# What you are asked to do:
Find the string "name" in the listing and report every line that has it.

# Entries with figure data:
>>>>
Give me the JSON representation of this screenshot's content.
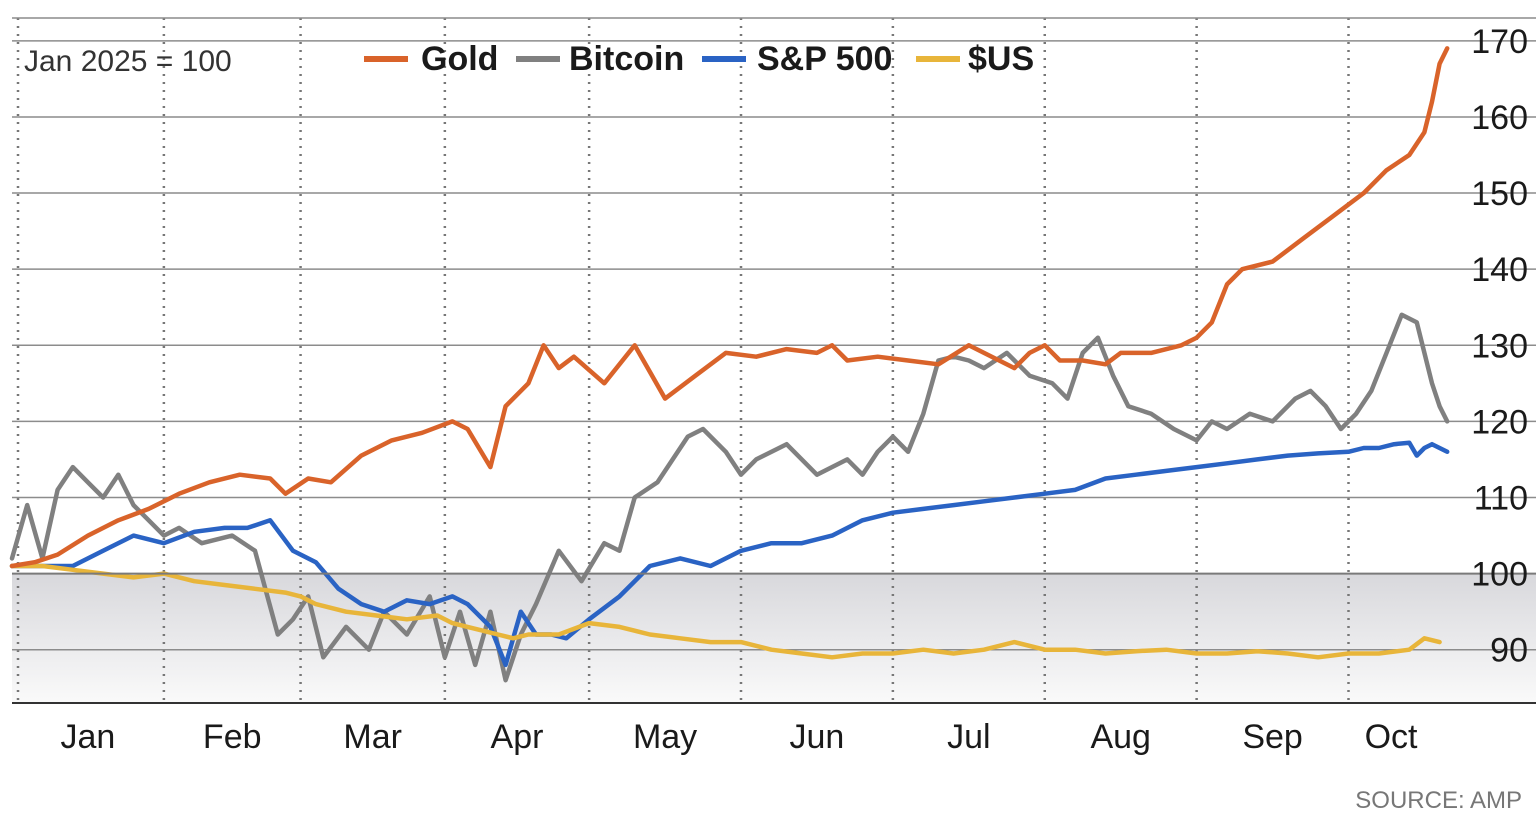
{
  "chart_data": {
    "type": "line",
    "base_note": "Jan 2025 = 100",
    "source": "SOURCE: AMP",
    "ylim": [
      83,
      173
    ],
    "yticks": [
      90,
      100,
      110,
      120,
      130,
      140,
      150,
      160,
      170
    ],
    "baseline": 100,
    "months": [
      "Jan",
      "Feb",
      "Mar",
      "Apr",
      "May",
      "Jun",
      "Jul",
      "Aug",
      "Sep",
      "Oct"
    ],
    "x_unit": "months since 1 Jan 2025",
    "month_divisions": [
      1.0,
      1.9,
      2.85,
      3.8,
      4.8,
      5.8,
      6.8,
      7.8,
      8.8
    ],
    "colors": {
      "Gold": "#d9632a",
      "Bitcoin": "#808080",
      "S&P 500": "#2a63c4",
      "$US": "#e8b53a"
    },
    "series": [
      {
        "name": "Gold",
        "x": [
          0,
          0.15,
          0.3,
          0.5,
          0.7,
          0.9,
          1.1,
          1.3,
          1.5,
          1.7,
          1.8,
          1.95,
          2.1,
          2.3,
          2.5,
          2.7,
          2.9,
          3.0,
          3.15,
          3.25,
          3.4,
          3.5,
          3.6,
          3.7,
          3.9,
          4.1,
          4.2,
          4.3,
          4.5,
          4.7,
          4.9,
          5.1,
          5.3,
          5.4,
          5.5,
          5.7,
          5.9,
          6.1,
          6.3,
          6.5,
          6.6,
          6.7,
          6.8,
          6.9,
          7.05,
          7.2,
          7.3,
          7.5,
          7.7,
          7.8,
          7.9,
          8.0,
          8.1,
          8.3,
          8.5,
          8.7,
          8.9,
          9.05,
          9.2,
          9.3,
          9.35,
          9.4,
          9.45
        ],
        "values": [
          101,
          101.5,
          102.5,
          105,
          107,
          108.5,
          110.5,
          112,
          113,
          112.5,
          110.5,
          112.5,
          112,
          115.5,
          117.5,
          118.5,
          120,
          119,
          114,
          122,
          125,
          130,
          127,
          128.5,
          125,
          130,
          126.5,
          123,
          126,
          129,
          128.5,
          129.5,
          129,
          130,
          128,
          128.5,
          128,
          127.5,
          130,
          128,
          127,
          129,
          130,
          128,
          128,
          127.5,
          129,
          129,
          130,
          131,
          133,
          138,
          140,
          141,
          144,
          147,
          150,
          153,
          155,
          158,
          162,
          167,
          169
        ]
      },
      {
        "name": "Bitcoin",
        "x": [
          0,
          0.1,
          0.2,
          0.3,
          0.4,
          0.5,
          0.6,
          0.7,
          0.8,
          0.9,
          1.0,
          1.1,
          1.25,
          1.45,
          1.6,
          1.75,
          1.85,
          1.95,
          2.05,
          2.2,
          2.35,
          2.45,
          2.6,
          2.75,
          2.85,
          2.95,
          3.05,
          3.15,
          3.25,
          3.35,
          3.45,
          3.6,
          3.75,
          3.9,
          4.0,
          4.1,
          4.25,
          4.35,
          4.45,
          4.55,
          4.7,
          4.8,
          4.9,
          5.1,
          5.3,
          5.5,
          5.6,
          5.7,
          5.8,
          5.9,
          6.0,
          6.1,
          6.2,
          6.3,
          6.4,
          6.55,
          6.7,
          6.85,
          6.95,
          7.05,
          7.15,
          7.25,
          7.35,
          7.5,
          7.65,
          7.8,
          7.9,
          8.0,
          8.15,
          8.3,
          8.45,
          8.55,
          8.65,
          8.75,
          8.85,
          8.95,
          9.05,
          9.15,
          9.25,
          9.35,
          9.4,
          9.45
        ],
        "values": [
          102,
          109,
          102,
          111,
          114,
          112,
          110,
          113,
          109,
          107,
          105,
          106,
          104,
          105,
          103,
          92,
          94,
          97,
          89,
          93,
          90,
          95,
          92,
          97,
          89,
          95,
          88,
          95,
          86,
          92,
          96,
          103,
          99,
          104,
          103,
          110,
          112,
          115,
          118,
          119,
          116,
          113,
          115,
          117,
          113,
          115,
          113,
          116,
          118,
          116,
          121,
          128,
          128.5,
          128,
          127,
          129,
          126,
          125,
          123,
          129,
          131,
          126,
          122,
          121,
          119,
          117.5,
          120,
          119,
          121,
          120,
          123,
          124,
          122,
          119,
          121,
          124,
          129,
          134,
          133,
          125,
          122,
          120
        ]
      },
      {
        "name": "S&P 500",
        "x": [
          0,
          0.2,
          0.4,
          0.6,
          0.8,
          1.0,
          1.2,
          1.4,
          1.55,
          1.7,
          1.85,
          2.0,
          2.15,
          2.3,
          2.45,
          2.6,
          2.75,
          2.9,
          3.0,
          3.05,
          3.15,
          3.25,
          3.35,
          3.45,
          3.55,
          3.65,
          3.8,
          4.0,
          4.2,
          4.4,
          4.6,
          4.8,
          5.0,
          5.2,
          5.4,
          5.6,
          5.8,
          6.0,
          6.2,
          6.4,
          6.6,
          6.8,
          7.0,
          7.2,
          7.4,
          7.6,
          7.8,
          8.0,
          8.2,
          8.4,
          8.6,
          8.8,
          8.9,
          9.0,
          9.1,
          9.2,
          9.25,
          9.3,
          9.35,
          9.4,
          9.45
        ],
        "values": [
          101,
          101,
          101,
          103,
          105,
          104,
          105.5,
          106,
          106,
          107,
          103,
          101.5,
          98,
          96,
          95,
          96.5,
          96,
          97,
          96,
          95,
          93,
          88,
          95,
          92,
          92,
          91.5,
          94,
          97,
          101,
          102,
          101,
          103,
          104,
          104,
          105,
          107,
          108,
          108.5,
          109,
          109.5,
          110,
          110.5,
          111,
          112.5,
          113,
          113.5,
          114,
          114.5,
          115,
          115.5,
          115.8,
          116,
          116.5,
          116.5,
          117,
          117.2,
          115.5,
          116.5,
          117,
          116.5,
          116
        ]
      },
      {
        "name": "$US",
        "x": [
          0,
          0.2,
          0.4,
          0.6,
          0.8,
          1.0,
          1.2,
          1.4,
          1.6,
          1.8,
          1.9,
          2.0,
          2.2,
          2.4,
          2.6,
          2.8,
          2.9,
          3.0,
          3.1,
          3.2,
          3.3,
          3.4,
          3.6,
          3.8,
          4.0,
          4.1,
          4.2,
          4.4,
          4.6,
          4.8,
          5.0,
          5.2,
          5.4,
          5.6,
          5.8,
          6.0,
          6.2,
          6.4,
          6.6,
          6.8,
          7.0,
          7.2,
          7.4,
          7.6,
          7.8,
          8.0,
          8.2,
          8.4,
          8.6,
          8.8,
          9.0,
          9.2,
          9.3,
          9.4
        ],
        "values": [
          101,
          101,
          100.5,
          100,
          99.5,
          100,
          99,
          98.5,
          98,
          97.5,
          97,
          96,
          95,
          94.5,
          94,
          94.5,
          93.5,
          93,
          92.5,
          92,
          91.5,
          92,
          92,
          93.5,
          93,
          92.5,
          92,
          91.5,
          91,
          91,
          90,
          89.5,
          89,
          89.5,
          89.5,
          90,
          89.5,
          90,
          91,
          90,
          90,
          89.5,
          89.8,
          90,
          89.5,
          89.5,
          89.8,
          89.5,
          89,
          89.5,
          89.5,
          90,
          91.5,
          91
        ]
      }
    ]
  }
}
<<<<
# Response:
        "name": "Gold",
        "name": "Bitcoin",
        "name": "S&P 500",
        "name": "$US",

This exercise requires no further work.